Given instruction
Each line that holds the word "Mouse" counts once; give the total number of such lines and nothing else.

Collected data

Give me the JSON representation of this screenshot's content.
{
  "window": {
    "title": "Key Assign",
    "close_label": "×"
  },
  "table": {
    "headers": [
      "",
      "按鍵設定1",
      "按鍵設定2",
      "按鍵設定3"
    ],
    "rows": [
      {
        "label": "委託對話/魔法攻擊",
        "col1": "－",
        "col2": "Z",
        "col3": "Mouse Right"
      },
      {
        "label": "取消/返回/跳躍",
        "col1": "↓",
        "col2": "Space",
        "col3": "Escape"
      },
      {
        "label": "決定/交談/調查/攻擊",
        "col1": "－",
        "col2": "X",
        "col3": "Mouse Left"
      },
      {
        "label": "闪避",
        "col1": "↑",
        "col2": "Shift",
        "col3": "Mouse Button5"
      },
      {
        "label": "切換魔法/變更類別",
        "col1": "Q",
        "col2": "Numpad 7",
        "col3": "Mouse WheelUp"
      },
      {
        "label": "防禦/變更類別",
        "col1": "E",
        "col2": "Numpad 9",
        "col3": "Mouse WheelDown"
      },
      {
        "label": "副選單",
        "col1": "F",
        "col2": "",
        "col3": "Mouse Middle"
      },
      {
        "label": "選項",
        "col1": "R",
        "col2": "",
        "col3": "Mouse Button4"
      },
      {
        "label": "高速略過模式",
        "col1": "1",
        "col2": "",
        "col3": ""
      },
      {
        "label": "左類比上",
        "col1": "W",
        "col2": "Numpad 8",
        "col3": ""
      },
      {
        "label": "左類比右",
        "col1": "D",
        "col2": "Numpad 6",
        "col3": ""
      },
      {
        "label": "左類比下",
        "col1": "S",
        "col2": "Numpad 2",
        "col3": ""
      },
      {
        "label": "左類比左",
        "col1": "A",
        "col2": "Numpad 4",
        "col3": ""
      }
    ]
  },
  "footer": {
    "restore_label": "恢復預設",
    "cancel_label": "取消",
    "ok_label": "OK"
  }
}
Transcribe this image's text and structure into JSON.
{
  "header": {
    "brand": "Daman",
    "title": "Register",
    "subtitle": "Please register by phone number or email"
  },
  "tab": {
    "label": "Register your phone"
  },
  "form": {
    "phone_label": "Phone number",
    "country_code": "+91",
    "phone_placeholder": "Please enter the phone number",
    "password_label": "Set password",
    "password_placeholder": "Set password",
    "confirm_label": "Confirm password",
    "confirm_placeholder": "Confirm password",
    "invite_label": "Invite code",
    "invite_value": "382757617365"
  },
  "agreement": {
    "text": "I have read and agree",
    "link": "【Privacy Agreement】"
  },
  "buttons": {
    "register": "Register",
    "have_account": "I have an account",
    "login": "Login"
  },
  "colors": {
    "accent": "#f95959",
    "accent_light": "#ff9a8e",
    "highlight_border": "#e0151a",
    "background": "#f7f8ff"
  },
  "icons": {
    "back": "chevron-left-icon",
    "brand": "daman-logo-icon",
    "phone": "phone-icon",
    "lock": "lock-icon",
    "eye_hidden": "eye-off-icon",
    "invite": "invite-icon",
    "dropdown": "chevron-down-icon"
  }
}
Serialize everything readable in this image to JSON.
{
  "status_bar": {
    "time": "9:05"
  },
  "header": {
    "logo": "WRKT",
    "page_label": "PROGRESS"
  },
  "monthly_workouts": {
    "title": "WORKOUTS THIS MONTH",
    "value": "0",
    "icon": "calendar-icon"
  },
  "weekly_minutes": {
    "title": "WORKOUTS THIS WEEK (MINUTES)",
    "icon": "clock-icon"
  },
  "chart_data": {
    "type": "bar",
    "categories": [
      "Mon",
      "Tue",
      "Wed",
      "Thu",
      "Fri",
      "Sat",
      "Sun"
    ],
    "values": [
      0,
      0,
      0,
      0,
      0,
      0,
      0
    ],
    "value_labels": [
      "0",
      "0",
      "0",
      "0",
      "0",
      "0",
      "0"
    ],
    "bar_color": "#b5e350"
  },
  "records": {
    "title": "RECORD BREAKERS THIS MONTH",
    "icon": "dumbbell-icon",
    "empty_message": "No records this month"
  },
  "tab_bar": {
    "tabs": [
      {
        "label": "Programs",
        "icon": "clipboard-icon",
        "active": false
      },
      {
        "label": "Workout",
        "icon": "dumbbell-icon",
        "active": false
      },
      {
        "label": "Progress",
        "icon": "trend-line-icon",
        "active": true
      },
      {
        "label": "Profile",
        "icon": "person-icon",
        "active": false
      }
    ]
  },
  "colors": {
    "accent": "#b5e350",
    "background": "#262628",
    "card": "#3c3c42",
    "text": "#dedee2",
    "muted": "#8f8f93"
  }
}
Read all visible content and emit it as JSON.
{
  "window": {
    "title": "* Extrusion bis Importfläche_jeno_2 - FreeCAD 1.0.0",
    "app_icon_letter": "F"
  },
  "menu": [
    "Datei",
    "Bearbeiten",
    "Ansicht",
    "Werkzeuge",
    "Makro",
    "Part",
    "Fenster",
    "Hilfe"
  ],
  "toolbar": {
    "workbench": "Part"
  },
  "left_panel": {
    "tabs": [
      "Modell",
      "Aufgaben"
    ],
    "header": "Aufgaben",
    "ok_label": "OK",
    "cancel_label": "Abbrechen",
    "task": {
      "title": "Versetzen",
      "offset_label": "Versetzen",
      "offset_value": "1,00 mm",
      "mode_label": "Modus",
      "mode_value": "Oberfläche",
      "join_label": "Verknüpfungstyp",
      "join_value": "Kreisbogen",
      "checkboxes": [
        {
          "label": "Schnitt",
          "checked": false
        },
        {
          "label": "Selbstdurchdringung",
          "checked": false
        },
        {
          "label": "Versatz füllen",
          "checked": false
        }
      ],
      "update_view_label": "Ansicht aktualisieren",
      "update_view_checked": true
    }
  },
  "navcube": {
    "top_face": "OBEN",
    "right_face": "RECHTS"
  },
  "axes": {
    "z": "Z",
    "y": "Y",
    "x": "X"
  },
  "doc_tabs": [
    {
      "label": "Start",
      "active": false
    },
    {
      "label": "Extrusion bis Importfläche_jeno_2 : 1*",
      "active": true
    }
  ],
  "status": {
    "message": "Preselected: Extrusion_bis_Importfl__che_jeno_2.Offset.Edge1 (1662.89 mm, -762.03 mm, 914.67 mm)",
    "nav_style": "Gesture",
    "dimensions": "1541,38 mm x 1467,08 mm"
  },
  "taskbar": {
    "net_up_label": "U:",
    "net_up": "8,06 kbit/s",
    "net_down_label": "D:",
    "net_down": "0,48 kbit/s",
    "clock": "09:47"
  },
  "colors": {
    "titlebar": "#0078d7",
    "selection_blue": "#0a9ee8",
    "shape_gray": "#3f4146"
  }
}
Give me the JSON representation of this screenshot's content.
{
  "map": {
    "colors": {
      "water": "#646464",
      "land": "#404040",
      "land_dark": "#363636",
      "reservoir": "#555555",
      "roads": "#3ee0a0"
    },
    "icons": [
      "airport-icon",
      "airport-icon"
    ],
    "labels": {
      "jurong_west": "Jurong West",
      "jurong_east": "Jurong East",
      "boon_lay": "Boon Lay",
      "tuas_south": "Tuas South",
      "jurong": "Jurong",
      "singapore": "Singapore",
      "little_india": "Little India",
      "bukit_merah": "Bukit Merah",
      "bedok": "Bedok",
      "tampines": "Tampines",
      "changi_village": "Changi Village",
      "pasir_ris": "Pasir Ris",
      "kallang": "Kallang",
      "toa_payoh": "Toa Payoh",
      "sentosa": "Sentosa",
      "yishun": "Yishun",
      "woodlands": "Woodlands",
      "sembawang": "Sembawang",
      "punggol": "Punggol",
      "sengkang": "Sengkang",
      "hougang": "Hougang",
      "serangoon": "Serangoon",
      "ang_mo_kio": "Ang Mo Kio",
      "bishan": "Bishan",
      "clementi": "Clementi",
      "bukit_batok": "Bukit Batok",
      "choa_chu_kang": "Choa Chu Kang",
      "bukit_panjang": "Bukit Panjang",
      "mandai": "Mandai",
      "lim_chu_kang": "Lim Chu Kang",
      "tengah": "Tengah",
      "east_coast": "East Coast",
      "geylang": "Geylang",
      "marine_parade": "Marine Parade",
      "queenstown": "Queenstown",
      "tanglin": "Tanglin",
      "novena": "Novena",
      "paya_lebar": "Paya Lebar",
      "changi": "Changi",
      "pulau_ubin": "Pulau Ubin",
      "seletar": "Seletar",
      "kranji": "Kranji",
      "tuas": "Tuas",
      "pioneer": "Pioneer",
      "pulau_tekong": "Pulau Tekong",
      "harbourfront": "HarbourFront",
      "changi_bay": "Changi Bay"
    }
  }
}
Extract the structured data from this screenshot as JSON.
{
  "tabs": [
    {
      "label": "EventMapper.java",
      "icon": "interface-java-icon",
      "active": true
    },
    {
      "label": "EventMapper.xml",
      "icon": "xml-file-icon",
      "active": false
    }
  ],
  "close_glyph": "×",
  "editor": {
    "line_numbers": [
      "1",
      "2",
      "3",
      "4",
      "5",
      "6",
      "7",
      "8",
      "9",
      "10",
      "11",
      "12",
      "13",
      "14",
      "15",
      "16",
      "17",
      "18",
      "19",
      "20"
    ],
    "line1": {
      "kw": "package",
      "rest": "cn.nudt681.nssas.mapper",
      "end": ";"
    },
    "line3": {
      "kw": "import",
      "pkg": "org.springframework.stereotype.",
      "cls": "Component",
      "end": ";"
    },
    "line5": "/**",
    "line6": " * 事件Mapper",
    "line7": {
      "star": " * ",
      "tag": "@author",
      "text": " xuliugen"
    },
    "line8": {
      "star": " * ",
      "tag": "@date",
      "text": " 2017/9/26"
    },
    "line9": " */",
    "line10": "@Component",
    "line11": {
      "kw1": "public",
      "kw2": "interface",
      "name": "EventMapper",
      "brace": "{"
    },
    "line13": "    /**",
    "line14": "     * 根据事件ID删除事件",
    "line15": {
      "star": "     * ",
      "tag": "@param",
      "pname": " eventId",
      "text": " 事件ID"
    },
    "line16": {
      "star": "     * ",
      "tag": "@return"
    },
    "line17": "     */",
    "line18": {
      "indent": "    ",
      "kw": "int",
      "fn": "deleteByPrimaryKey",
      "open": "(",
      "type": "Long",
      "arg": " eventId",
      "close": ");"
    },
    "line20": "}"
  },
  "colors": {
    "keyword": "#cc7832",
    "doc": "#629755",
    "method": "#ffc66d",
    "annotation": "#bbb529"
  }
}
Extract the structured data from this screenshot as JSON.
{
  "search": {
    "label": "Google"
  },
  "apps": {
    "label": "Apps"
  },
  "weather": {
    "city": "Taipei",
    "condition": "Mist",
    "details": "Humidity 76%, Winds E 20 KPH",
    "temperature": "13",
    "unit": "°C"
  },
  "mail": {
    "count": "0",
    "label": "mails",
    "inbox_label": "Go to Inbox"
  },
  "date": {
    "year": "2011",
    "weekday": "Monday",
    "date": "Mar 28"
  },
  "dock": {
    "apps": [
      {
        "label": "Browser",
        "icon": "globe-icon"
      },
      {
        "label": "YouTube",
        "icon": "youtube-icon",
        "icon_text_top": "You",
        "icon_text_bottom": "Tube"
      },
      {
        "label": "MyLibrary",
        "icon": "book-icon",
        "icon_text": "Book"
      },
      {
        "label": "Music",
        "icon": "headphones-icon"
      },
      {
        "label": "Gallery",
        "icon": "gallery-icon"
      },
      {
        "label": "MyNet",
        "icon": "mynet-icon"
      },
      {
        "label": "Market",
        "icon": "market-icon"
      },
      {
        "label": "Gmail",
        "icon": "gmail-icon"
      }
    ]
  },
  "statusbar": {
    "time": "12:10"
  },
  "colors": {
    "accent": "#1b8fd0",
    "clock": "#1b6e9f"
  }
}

Reply
7